Stored data:
———

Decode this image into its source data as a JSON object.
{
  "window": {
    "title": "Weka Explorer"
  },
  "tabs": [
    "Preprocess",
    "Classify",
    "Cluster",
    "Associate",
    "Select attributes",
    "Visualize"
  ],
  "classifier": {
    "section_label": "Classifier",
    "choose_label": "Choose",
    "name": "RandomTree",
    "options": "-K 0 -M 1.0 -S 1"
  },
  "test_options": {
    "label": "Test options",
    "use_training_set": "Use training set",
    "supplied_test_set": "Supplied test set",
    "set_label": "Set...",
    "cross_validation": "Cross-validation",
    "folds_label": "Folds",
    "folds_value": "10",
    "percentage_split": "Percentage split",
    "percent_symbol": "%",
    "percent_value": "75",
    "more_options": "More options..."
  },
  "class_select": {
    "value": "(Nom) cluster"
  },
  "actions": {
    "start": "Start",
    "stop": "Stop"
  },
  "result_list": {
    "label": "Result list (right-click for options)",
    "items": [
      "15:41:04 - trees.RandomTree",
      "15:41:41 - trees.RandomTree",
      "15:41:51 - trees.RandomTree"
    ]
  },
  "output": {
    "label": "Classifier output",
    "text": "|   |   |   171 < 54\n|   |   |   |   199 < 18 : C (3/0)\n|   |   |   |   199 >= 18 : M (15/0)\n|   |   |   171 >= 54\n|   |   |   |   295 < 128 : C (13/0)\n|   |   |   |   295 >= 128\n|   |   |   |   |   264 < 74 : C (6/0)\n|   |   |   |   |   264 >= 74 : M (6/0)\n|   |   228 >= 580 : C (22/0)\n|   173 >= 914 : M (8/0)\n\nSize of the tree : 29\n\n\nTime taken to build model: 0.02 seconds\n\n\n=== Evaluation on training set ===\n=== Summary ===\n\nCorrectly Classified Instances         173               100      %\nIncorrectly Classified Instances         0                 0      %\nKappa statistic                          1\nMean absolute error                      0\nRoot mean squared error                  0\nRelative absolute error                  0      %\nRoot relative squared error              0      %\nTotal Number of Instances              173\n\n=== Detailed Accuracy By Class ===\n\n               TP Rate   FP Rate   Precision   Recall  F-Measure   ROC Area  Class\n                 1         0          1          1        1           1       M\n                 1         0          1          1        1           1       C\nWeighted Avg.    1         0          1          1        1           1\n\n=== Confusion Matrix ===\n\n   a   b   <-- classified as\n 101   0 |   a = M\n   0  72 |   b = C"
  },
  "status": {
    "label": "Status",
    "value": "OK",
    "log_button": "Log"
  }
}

———

**WRITTEN REQUEST**
Return every entry verbatim.

**RESULT OF THE TASK**
Decode this image into its source data as a JSON object.
{
  "window": {
    "title": "Weka Explorer"
  },
  "tabs": [
    "Preprocess",
    "Classify",
    "Cluster",
    "Associate",
    "Select attributes",
    "Visualize"
  ],
  "classifier": {
    "section_label": "Classifier",
    "choose_label": "Choose",
    "name": "RandomTree",
    "options": "-K 0 -M 1.0 -S 1"
  },
  "test_options": {
    "label": "Test options",
    "use_training_set": "Use training set",
    "supplied_test_set": "Supplied test set",
    "set_label": "Set...",
    "cross_validation": "Cross-validation",
    "folds_label": "Folds",
    "folds_value": "10",
    "percentage_split": "Percentage split",
    "percent_symbol": "%",
    "percent_value": "75",
    "more_options": "More options..."
  },
  "class_select": {
    "value": "(Nom) cluster"
  },
  "actions": {
    "start": "Start",
    "stop": "Stop"
  },
  "result_list": {
    "label": "Result list (right-click for options)",
    "items": [
      "15:41:04 - trees.RandomTree",
      "15:41:41 - trees.RandomTree",
      "15:41:51 - trees.RandomTree"
    ]
  },
  "output": {
    "label": "Classifier output",
    "text": "|   |   |   171 < 54\n|   |   |   |   199 < 18 : C (3/0)\n|   |   |   |   199 >= 18 : M (15/0)\n|   |   |   171 >= 54\n|   |   |   |   295 < 128 : C (13/0)\n|   |   |   |   295 >= 128\n|   |   |   |   |   264 < 74 : C (6/0)\n|   |   |   |   |   264 >= 74 : M (6/0)\n|   |   228 >= 580 : C (22/0)\n|   173 >= 914 : M (8/0)\n\nSize of the tree : 29\n\n\nTime taken to build model: 0.02 seconds\n\n\n=== Evaluation on training set ===\n=== Summary ===\n\nCorrectly Classified Instances         173               100      %\nIncorrectly Classified Instances         0                 0      %\nKappa statistic                          1\nMean absolute error                      0\nRoot mean squared error                  0\nRelative absolute error                  0      %\nRoot relative squared error              0      %\nTotal Number of Instances              173\n\n=== Detailed Accuracy By Class ===\n\n               TP Rate   FP Rate   Precision   Recall  F-Measure   ROC Area  Class\n                 1         0          1          1        1           1       M\n                 1         0          1          1        1           1       C\nWeighted Avg.    1         0          1          1        1           1\n\n=== Confusion Matrix ===\n\n   a   b   <-- classified as\n 101   0 |   a = M\n   0  72 |   b = C"
  },
  "status": {
    "label": "Status",
    "value": "OK",
    "log_button": "Log"
  }
}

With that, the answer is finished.